■ WHAT YOU WILL DO
Extract the data exactly, missing nothing.

* start *

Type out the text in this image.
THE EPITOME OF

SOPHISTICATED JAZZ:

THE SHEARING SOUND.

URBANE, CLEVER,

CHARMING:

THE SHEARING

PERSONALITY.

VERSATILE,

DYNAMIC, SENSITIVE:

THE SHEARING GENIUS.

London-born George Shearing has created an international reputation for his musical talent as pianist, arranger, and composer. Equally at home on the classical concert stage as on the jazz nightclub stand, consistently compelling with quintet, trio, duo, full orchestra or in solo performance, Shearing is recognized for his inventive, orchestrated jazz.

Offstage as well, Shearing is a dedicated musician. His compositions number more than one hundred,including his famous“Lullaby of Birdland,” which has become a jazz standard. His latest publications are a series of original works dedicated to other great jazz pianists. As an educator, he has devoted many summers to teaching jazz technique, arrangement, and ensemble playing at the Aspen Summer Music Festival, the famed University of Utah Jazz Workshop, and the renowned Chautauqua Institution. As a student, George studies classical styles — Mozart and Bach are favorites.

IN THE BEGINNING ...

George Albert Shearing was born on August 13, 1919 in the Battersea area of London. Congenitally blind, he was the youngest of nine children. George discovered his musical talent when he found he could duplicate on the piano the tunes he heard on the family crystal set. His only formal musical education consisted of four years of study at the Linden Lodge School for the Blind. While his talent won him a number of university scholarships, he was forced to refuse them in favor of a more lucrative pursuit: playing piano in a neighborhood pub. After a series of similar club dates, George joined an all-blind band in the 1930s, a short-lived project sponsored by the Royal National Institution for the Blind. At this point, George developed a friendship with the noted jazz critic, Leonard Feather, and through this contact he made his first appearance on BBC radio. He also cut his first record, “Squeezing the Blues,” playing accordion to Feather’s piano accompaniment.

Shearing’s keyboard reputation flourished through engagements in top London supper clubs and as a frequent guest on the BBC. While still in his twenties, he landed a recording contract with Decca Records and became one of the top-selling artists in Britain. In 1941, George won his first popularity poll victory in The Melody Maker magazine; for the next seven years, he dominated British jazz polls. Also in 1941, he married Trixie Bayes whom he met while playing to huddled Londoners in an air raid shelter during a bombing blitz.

* end *

■ COMPLETED TASK
Type out the text in this image.
THE EPITOME OF

SOPHISTICATED JAZZ:

THE SHEARING SOUND.

URBANE, CLEVER,

CHARMING:

THE SHEARING

PERSONALITY.

VERSATILE,

DYNAMIC, SENSITIVE:

THE SHEARING GENIUS.

London-born George Shearing has created an international reputation for his musical talent as pianist, arranger, and composer. Equally at home on the classical concert stage as on the jazz nightclub stand, consistently compelling with quintet, trio, duo, full orchestra or in solo performance, Shearing is recognized for his inventive, orchestrated jazz.

Offstage as well, Shearing is a dedicated musician. His compositions number more than one hundred,including his famous“Lullaby of Birdland,” which has become a jazz standard. His latest publications are a series of original works dedicated to other great jazz pianists. As an educator, he has devoted many summers to teaching jazz technique, arrangement, and ensemble playing at the Aspen Summer Music Festival, the famed University of Utah Jazz Workshop, and the renowned Chautauqua Institution. As a student, George studies classical styles — Mozart and Bach are favorites.

IN THE BEGINNING ...

George Albert Shearing was born on August 13, 1919 in the Battersea area of London. Congenitally blind, he was the youngest of nine children. George discovered his musical talent when he found he could duplicate on the piano the tunes he heard on the family crystal set. His only formal musical education consisted of four years of study at the Linden Lodge School for the Blind. While his talent won him a number of university scholarships, he was forced to refuse them in favor of a more lucrative pursuit: playing piano in a neighborhood pub. After a series of similar club dates, George joined an all-blind band in the 1930s, a short-lived project sponsored by the Royal National Institution for the Blind. At this point, George developed a friendship with the noted jazz critic, Leonard Feather, and through this contact he made his first appearance on BBC radio. He also cut his first record, “Squeezing the Blues,” playing accordion to Feather’s piano accompaniment.

Shearing’s keyboard reputation flourished through engagements in top London supper clubs and as a frequent guest on the BBC. While still in his twenties, he landed a recording contract with Decca Records and became one of the top-selling artists in Britain. In 1941, George won his first popularity poll victory in The Melody Maker magazine; for the next seven years, he dominated British jazz polls. Also in 1941, he married Trixie Bayes whom he met while playing to huddled Londoners in an air raid shelter during a bombing blitz.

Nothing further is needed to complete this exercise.